• **Work to complete**: Identify all lines below that hold "operational" and collect them.

• **Input for this task**:
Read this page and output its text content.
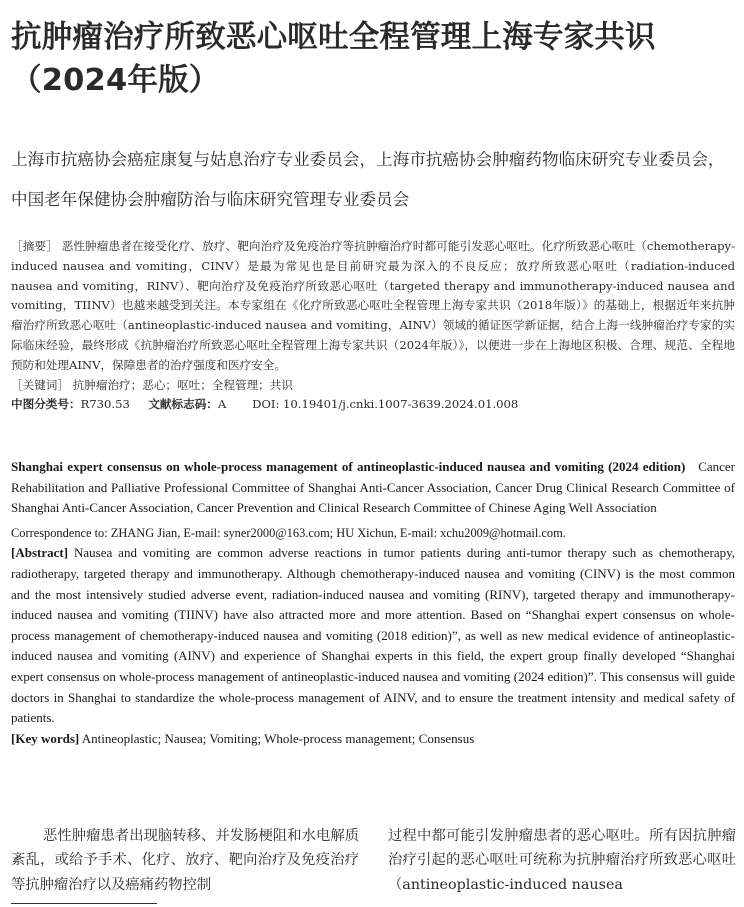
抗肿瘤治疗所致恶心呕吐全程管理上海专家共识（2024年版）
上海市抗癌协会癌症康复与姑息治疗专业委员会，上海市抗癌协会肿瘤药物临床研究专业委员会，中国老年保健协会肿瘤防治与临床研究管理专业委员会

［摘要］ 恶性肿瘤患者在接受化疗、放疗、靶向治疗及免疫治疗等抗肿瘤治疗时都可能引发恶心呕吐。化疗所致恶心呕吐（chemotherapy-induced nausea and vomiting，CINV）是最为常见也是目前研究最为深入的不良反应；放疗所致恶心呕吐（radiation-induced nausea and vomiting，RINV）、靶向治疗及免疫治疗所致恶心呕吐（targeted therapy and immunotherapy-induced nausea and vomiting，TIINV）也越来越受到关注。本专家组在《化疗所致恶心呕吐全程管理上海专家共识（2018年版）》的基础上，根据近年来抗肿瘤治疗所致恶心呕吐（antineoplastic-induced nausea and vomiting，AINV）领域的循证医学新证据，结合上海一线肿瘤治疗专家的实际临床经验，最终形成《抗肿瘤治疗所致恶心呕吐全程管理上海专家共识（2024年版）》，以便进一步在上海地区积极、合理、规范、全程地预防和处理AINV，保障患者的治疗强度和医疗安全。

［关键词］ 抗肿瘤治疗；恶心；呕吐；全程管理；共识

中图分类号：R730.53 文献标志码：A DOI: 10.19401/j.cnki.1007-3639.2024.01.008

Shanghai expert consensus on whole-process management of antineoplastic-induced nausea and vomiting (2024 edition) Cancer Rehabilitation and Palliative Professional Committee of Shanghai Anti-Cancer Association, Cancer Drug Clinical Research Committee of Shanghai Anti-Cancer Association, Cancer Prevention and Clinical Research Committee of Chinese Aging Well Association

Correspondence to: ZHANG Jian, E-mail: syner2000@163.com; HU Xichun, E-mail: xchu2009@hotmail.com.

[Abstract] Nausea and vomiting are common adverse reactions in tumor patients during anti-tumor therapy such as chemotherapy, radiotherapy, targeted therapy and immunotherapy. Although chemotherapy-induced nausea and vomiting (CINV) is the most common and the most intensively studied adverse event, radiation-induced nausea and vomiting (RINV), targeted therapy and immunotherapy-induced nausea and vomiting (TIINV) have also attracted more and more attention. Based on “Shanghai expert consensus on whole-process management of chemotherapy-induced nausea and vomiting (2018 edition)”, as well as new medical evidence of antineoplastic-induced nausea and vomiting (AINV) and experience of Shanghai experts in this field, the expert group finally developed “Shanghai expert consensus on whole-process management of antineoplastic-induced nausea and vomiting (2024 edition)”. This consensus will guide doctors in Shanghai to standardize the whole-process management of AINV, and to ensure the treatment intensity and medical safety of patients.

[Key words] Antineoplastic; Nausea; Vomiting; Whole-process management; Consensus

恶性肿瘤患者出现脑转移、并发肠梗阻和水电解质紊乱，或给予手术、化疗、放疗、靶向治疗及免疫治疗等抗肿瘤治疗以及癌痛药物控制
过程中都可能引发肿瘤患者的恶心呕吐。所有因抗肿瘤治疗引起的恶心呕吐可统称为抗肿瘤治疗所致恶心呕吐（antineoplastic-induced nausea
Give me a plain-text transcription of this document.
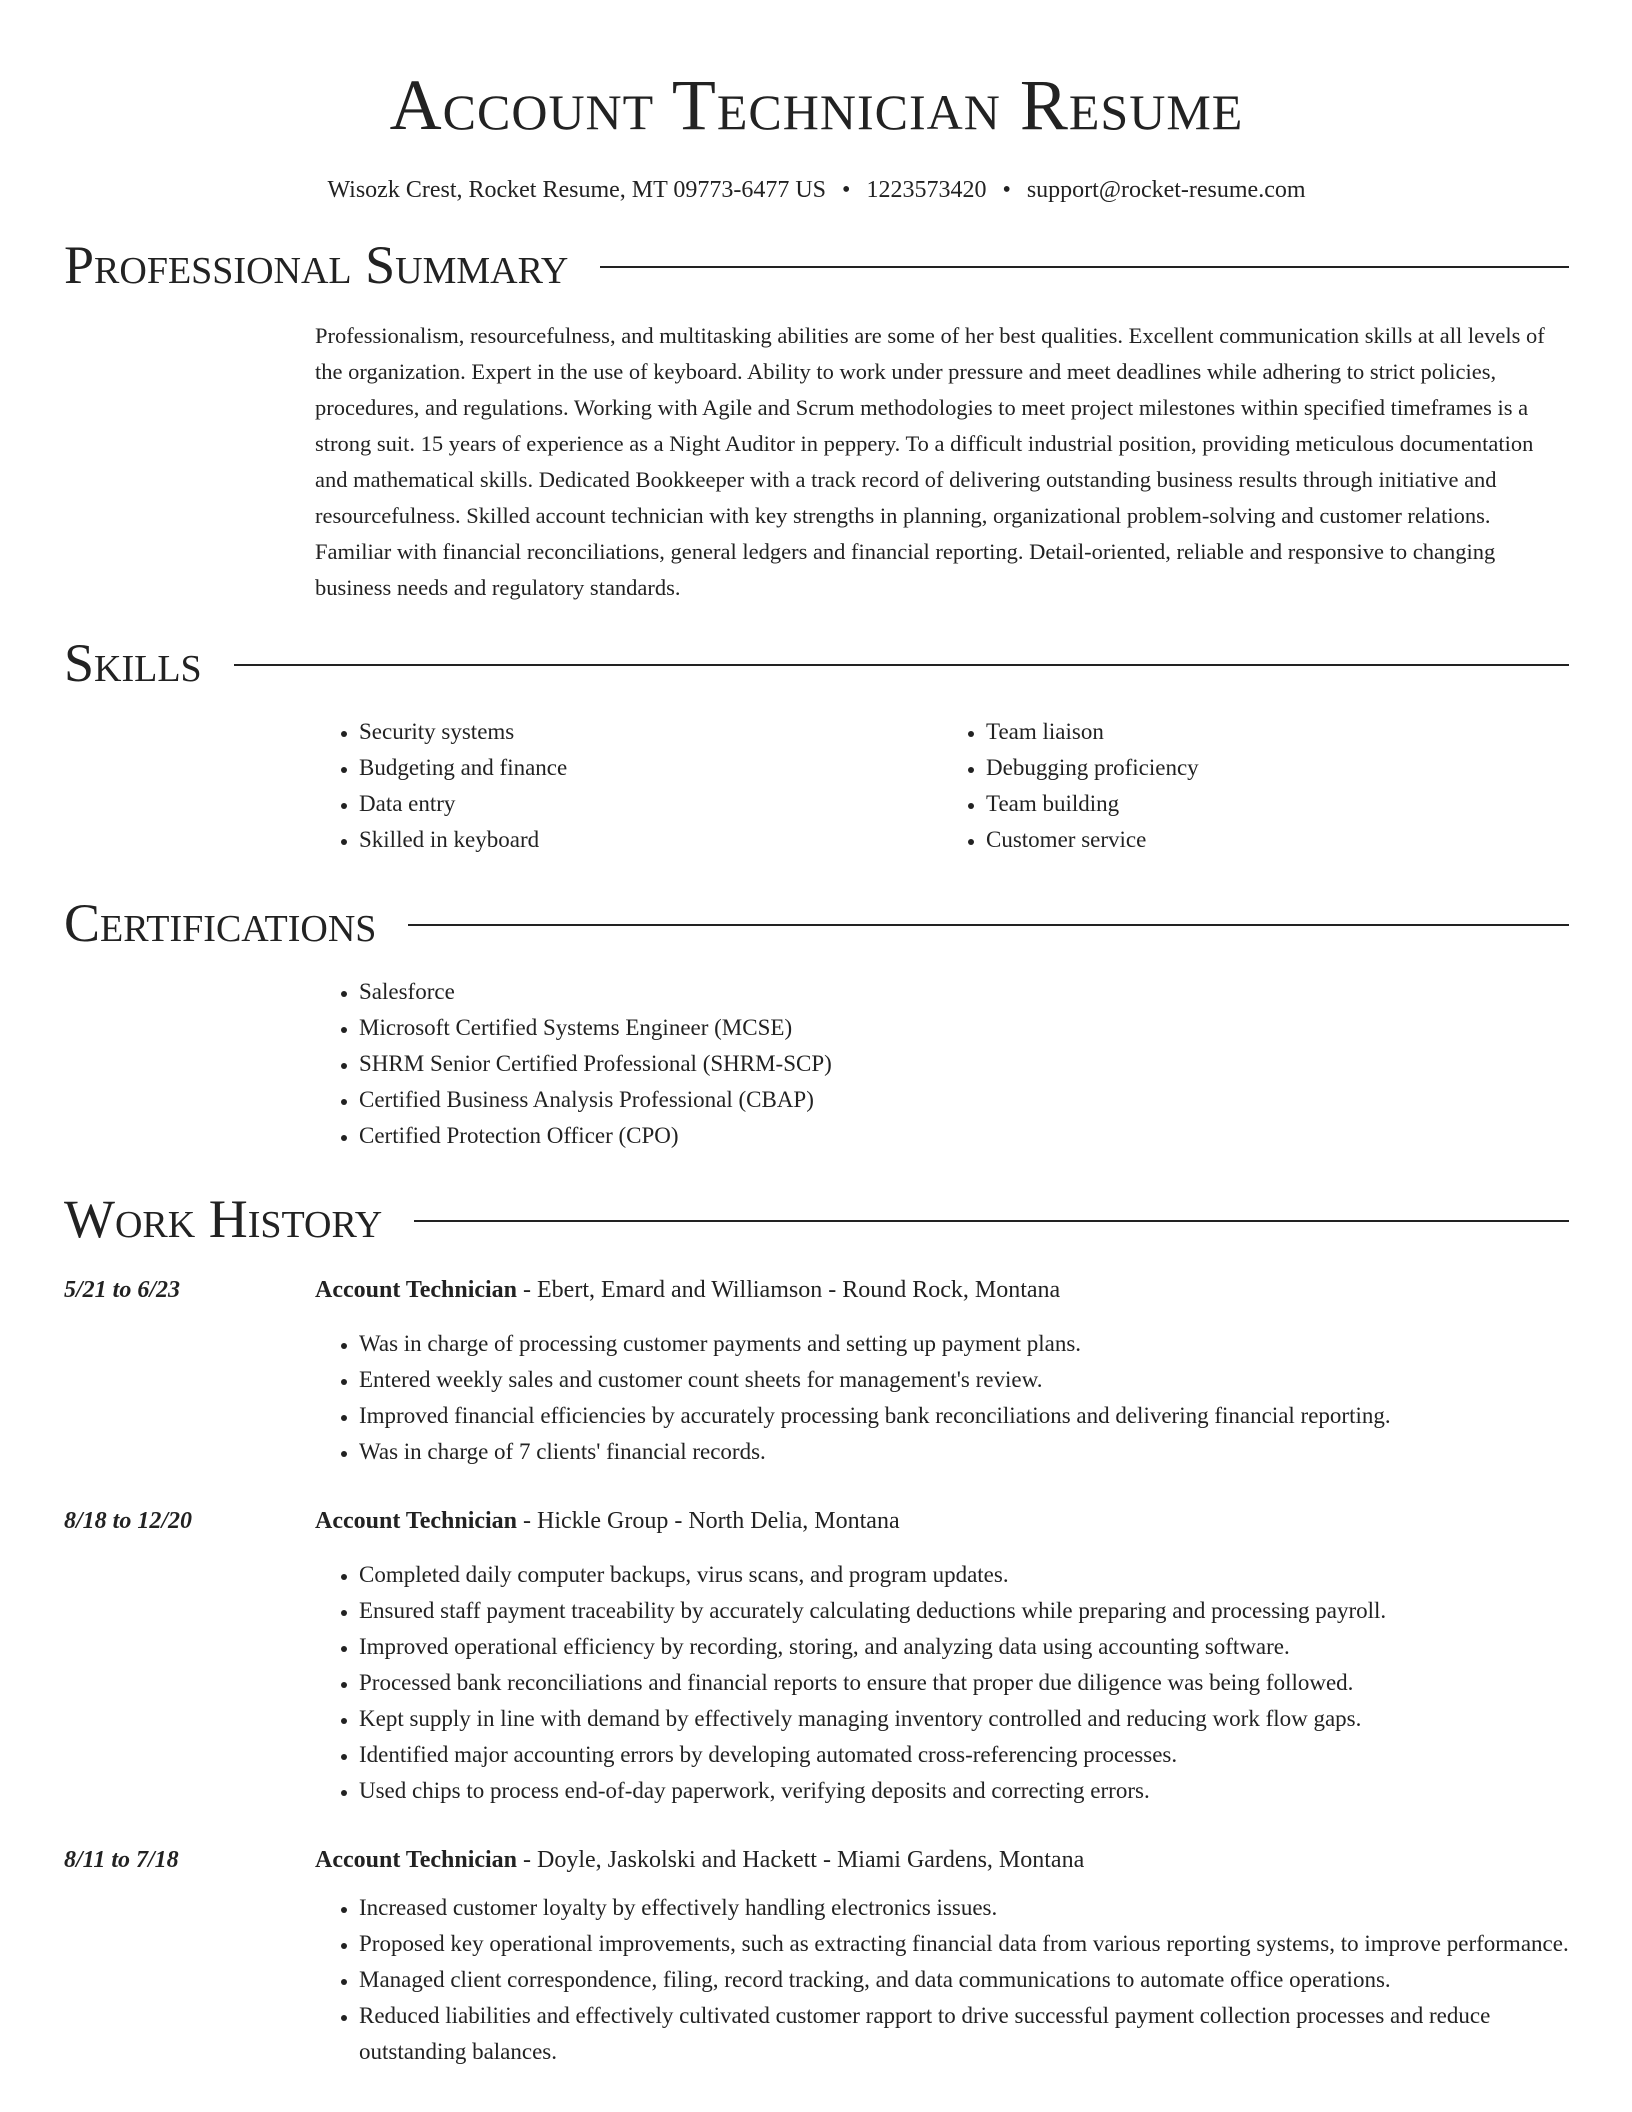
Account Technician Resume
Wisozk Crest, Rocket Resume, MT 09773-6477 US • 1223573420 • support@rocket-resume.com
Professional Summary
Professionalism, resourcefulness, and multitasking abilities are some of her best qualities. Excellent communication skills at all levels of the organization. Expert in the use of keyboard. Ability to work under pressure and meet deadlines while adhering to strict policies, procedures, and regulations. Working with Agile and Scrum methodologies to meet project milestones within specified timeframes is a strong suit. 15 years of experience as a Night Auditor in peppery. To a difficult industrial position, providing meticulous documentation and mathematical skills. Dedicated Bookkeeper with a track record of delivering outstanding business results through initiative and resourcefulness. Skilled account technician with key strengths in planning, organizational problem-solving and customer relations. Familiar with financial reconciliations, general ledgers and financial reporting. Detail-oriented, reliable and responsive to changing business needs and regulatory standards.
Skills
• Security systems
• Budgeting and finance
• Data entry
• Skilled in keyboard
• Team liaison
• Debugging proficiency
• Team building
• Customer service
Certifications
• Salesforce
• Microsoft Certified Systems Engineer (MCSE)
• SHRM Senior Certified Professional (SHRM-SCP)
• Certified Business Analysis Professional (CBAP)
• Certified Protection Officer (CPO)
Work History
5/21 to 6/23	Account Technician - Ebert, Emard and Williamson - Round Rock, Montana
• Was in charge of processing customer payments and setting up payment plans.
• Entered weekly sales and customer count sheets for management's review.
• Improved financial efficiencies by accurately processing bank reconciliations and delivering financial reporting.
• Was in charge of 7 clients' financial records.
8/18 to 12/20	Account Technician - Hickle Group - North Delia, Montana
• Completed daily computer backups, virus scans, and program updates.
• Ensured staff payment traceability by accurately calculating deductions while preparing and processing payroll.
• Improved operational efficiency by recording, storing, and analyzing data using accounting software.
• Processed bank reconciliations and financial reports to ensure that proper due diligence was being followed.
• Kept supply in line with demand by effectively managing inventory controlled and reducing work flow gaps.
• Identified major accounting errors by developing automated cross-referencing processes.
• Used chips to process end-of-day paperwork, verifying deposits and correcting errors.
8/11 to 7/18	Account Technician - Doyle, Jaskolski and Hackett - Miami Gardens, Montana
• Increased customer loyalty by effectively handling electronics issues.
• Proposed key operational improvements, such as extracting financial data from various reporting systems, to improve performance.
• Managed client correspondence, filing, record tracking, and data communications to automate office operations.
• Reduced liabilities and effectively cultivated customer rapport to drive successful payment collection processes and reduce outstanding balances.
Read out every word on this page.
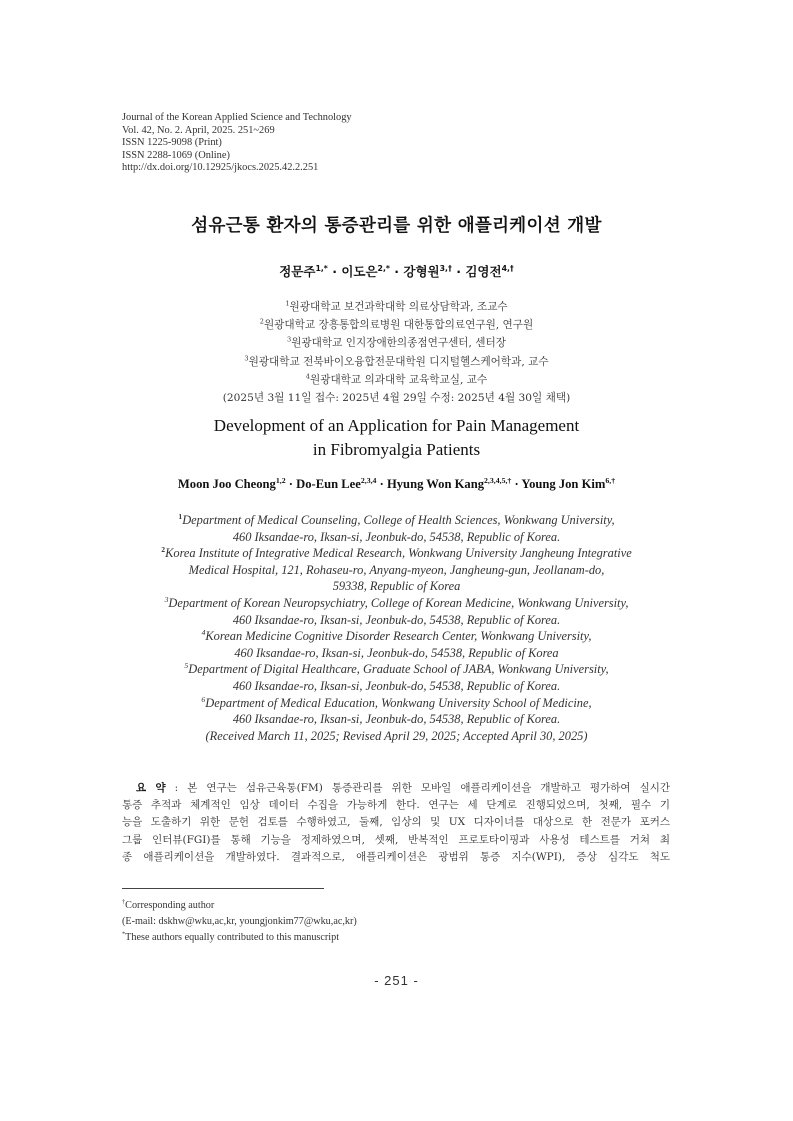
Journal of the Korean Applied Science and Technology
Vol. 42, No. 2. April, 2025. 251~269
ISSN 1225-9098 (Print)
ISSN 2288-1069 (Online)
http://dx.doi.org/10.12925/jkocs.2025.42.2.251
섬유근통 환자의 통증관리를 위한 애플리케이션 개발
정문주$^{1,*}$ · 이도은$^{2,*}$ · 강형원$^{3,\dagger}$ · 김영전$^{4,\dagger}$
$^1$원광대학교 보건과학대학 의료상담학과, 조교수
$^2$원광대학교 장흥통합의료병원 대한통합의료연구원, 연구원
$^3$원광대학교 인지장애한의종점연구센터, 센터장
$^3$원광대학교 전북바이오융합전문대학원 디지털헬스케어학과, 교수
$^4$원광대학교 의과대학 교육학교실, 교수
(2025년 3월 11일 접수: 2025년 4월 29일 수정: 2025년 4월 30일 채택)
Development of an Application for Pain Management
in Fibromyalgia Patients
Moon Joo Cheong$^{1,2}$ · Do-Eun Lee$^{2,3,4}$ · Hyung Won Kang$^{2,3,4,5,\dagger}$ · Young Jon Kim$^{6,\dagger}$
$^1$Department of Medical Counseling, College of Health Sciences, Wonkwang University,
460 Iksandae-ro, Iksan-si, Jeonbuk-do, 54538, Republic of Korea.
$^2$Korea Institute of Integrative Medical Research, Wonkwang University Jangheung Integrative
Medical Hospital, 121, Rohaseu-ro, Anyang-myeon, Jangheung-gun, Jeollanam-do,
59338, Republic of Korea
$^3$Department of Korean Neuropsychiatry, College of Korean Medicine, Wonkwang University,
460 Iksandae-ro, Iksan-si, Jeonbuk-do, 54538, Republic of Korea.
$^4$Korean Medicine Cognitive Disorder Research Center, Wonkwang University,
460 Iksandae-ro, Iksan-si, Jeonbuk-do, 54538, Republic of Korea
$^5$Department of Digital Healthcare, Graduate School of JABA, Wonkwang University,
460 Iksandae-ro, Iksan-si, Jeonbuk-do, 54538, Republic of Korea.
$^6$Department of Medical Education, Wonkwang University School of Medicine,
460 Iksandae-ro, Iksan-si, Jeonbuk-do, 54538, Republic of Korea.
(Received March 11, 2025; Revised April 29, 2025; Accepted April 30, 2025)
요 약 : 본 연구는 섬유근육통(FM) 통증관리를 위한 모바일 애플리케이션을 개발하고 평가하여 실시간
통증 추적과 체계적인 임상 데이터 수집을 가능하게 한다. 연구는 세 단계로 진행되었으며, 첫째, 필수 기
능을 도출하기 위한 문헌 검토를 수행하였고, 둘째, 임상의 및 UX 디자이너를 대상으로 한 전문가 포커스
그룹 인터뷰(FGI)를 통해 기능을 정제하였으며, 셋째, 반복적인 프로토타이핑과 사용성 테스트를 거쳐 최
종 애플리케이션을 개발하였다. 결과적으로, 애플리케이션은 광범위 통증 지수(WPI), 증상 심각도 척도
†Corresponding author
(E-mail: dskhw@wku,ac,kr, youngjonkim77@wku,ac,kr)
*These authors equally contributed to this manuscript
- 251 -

• **Exercise response**:
• Improved operational efficiency by recording, storing, and analyzing data using accounting software.
• Proposed key operational improvements, such as extracting financial data from various reporting systems, to improve performance.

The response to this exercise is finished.